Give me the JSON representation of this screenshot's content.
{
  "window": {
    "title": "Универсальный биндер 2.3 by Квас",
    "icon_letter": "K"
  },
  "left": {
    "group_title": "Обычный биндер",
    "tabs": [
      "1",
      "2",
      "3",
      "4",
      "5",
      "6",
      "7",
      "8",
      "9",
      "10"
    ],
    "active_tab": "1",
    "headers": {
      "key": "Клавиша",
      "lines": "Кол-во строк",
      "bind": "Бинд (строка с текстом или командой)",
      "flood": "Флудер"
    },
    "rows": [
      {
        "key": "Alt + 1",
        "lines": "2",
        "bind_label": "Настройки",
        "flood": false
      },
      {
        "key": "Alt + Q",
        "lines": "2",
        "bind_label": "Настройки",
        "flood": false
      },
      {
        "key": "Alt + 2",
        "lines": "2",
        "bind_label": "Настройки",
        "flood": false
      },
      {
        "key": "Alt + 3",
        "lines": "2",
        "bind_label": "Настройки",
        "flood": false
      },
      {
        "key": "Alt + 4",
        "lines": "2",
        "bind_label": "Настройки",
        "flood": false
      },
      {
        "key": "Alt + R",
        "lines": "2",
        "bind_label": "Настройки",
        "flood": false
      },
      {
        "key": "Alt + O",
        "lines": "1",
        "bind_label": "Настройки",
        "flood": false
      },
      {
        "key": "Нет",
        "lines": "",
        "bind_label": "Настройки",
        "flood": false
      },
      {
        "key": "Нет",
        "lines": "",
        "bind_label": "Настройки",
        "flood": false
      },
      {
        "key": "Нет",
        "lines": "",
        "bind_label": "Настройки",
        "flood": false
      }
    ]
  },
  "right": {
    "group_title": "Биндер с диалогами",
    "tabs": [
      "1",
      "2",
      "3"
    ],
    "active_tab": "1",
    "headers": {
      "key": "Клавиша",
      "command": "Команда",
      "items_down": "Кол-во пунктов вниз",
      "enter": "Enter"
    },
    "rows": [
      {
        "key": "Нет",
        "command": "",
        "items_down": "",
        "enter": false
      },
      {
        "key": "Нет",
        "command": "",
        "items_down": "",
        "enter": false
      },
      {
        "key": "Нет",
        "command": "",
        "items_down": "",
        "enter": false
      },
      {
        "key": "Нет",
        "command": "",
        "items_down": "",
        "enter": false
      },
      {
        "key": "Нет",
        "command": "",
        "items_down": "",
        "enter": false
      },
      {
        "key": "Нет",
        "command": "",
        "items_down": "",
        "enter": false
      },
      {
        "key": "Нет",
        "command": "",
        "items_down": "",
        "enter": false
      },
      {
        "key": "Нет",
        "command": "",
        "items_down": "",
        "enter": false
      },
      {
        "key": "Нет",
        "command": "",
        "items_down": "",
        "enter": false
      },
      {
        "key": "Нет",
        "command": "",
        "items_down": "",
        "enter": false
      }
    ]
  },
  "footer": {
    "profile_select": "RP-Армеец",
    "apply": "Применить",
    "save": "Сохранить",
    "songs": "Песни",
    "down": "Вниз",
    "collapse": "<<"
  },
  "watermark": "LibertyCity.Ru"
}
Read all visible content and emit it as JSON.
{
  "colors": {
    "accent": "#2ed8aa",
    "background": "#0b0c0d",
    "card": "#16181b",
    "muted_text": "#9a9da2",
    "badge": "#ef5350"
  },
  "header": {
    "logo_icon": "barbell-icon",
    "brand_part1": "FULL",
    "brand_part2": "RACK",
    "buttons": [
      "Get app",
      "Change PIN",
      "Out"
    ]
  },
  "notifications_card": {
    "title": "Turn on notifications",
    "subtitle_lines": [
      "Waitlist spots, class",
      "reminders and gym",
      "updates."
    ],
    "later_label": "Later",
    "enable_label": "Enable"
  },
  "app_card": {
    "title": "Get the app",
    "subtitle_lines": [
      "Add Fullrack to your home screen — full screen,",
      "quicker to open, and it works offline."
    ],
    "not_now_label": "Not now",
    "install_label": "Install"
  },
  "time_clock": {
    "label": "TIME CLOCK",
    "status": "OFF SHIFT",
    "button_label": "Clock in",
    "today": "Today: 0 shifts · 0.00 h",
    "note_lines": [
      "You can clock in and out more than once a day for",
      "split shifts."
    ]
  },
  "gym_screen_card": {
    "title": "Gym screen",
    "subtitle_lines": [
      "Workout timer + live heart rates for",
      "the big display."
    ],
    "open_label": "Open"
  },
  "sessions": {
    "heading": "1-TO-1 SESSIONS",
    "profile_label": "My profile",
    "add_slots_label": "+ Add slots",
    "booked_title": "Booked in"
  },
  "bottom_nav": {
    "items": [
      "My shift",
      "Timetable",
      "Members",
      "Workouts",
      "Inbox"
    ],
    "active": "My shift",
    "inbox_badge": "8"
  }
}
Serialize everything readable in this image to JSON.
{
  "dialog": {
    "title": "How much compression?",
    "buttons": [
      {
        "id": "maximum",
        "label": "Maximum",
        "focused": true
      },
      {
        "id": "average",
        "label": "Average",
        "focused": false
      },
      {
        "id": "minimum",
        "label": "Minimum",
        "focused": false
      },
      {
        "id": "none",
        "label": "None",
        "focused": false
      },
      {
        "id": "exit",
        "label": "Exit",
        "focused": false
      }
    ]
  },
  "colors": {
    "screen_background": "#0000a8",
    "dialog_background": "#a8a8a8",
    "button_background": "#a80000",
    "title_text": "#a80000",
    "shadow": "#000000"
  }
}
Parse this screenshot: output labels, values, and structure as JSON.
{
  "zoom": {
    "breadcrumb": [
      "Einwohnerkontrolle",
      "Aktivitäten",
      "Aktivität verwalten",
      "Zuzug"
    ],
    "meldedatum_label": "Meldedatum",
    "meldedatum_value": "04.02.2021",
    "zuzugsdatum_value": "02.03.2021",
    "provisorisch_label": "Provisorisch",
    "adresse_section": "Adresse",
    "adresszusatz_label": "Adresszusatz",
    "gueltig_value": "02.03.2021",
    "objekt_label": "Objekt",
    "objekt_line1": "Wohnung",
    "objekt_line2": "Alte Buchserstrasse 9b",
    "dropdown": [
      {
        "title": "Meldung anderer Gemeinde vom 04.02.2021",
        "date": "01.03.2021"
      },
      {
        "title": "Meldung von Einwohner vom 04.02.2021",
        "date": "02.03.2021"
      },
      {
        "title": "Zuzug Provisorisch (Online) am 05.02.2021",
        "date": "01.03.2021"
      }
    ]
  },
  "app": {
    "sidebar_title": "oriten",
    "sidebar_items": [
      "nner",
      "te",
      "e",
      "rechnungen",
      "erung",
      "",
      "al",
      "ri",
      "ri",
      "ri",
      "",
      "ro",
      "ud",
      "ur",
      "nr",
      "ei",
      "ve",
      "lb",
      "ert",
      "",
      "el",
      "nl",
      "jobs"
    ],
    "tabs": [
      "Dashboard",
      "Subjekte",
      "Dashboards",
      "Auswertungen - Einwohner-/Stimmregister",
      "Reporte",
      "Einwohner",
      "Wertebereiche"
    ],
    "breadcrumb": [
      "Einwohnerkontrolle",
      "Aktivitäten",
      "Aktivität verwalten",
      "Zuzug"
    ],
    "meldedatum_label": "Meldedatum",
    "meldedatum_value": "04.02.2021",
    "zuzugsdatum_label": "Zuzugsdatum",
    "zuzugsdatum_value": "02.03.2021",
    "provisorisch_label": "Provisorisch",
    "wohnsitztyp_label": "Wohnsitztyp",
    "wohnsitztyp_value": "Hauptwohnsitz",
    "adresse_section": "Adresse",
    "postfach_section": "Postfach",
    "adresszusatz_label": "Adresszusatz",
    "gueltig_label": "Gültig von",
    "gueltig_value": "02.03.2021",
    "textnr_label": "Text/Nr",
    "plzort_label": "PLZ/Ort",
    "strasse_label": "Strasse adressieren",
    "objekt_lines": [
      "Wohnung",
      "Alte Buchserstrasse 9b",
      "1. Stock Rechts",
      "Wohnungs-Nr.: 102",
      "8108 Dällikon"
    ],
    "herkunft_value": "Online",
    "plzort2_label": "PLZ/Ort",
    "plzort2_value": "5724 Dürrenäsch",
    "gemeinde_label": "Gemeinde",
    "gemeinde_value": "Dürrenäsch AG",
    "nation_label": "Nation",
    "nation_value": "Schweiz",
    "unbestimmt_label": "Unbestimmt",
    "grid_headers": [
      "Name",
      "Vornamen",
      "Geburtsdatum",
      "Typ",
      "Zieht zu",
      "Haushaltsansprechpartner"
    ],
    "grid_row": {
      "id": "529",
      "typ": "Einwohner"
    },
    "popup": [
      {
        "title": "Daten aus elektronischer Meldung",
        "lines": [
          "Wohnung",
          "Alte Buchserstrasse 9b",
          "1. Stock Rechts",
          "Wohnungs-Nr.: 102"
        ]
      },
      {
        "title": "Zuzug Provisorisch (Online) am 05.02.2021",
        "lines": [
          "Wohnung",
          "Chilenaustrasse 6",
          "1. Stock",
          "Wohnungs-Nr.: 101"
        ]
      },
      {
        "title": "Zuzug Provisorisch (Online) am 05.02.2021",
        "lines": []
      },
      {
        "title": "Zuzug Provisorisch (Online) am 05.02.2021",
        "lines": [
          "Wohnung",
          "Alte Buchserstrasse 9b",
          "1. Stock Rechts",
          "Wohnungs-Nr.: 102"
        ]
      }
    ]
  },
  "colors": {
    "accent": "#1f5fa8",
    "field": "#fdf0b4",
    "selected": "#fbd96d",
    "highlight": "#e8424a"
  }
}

● ● ● ● ●

* **Aim**: Check each line of the entries above for the word "Wohnungs". List the ones that have it.

* **Response for this exercise**:
      "Wohnungs-Nr.: 102",
          "Wohnungs-Nr.: 102"
          "Wohnungs-Nr.: 101"
          "Wohnungs-Nr.: 102"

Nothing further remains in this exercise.